***** Estratto fornito *****

Incostituzionale la norma che obbliga il dipendete responsabile a risarcire il danno di immagine – contro l’assenteismo. C.Costituzionale Sentenza n. 61 Anno 2020
Il giudice a quo riferisce che la Procura regionale aveva convenuto in giudizio la sig.ra C. S. per
sentirla condannare al pagamento di euro 20.064,81 in quanto, in qualità di pubblica dipendente, aveva falsamente attestato la propria presenza in servizio in quattro giornate tra le ore 17:00 e le ore 18:00.
Più specificamente, la Procura regionale aveva contestato alla convenuta un danno patrimoniale pari a 64,81 euro, derivante dalla percezione indebita della retribuzione nei periodi per i quali era mancata la prestazione lavorativa.
Aveva chiesto inoltre la condanna al pagamento del danno all'immagine da determinarsi in via equitativa, per un importo ritenuto congruo e pari a 20.000,00 euro, tanto ai sensi dell'art. 55-quater, comma 3-quater, del d.lgs. n. 165 del 2001, come modificato dal d.lgs. n. 116 del 2016, in attuazione dell'art. 17, comma 1, lettera s), della legge n. 124 del 2015.
Il Collegio, con sentenza non definitiva, ha ritenuto fondata l'azione risarcitoria promossa nei confronti della convenuta, condannandola al risarcimento del danno patrimoniale da percezione indebita della retribuzione in mancanza di prestazione lavorativa e, limitatamente all'an debeatur, anche a risarcire il pregiudizio recato all'immagine della pubblica amministrazione di appartenenza.
Il giudice rimettente rammenta che gli artt. 55-quater e 55-quinquies del d.lgs. n. 165 del 2001 prevedono, inoltre, che la Procura regionale della Corte dei conti debba perseguire i responsabili richiedendo la condanna al risarcimento sia del «danno patrimoniale, pari al compenso corrisposto a titolo di retribuzione nei periodi per i quali sia accertata la mancata prestazione», che del danno all'immagine, la cui liquidazione è rimessa alla «valutazione equitativa del giudice anche in relazione alla rilevanza del fatto per i mezzi di informazione [fermo restando che] l'eventuale condanna non può essere inferiore a sei mensilità dell'ultimo stipendio in godimento, oltre interessi e spese di giustizia».
Osserva che i dipendenti pubblici tenuti al rispetto di un orario di lavoro, in quanto la prestazione può essere svolta solo presso l'ufficio pubblico, sono obbligati a prestarla secondo le modalità, le forme e i tempi stabiliti dal datore di lavoro pubblico, avendo l'utenza un vero e proprio diritto pubblico soggettivo all'esercizio del potere e al disbrigo delle pratiche di ufficio per tutto il periodo di apertura della struttura.

***** Voci estratte *****

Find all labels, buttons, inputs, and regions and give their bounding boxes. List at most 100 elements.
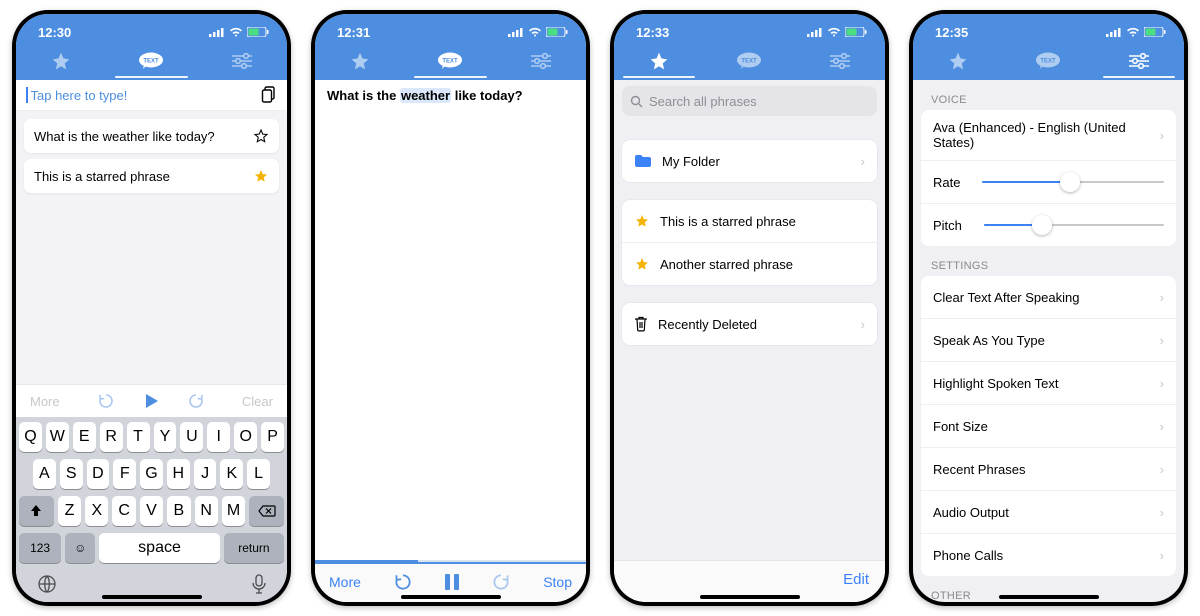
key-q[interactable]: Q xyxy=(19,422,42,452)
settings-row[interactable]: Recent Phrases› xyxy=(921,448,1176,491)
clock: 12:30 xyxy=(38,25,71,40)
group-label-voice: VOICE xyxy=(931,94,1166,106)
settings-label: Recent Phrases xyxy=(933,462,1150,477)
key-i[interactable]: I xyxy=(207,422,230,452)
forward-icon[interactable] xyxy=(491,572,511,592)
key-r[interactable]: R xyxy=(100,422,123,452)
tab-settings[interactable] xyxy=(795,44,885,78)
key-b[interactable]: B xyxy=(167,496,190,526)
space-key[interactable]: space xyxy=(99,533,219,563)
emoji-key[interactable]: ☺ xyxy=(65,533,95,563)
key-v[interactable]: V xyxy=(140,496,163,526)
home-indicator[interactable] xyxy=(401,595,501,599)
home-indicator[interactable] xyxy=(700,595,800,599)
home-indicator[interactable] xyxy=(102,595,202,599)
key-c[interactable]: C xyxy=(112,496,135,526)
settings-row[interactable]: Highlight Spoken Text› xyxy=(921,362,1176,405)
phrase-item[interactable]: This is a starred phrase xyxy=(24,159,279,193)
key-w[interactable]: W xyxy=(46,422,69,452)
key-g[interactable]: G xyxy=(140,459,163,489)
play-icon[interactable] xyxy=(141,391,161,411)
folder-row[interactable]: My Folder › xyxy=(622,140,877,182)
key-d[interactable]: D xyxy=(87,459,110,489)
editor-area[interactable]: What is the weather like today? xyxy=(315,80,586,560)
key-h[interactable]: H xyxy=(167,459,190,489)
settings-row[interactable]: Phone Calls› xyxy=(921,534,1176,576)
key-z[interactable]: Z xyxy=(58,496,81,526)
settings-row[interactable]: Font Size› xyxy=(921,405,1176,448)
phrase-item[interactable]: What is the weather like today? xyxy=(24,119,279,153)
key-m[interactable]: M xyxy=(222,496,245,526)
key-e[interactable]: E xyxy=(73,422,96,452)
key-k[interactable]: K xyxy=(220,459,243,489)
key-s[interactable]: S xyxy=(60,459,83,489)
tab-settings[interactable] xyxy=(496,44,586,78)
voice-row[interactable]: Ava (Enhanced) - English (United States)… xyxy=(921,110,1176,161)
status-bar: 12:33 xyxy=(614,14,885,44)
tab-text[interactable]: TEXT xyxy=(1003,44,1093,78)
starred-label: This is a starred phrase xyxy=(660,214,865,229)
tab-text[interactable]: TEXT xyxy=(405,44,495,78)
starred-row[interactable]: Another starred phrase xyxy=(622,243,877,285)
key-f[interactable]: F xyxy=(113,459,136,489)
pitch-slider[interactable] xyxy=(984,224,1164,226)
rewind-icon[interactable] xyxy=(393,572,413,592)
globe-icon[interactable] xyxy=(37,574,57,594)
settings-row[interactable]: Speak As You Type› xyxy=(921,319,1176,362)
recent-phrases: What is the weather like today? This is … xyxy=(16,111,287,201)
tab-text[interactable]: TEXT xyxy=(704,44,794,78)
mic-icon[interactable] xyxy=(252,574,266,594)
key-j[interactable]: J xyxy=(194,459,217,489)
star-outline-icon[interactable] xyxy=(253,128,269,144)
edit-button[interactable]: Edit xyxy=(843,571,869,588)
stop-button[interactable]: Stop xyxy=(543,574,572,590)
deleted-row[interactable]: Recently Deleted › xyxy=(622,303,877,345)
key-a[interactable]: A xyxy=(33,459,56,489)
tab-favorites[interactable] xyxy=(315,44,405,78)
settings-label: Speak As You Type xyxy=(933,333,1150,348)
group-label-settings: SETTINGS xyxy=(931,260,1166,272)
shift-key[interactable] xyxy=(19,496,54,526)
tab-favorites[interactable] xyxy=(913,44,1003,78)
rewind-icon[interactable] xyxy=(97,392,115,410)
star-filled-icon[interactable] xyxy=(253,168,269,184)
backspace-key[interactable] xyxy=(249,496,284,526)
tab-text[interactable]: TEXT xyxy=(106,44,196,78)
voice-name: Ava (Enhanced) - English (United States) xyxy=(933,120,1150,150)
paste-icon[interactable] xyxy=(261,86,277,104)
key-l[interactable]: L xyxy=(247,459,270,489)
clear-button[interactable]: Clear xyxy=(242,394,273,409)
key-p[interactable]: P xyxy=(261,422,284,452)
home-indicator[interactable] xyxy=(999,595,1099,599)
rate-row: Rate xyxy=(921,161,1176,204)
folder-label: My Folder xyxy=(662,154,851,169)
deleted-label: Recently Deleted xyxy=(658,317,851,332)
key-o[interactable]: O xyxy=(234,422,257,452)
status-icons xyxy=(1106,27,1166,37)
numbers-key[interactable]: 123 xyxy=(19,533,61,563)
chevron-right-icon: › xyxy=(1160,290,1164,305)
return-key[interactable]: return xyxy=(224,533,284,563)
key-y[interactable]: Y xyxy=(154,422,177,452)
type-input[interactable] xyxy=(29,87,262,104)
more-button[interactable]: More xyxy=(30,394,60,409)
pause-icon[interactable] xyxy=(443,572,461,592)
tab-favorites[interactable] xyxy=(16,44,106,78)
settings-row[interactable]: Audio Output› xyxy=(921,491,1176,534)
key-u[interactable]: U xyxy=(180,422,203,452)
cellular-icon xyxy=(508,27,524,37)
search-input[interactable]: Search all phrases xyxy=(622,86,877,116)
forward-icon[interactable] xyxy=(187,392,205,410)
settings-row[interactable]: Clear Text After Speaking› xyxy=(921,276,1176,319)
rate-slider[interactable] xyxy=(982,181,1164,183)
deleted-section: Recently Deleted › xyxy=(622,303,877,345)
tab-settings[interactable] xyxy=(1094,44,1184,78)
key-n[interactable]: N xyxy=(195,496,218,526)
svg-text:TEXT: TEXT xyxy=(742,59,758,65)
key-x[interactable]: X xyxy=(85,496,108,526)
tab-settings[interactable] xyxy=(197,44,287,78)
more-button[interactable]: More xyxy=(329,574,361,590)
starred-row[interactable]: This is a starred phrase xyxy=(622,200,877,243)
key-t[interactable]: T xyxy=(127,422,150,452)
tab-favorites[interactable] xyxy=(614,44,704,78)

*****

### Compiti dell'esercizio:
a: Per ciascuna affermazione indica se concorda con l'estratto fornito, rispondendo sì o no e citando fra virgolette le parole del testo che lo stabiliscono: (i) il danno patrimoniale contestato alla convenuta ammontava a 64,81 euro; (ii) la falsa attestazione di presenza riguardava sei giornate; (iii) la condanna per il danno all'immagine non può essere inferiore a sei mensilità dell'ultimo stipendio.
b: Secondo l'estratto fornito, a quale importo la Procura regionale riteneva congruo il danno all'immagine?
c: In base all'estratto fornito, spiega perché i dipendenti pubblici tenuti a un orario di lavoro devono prestare la propria attività secondo le modalità, le forme e i tempi stabiliti dal datore di lavoro pubblico.

### Risultati dell'esercizio:
a:
(i) Sì: «la Procura regionale aveva contestato alla convenuta un danno patrimoniale pari a 64,81 euro».
(ii) No: «aveva falsamente attestato la propria presenza in servizio in quattro giornate tra le ore 17:00 e le ore 18:00».
(iii) Sì: «l'eventuale condanna non può essere inferiore a sei mensilità dell'ultimo stipendio in godimento».

b: A 20.000,00 euro.

c: Vi sono obbligati perché la loro prestazione può essere svolta solo presso l'ufficio pubblico. Inoltre l'utenza ha un vero e proprio diritto pubblico soggettivo all'esercizio del potere e al disbrigo delle pratiche d'ufficio per tutto il periodo di apertura della struttura.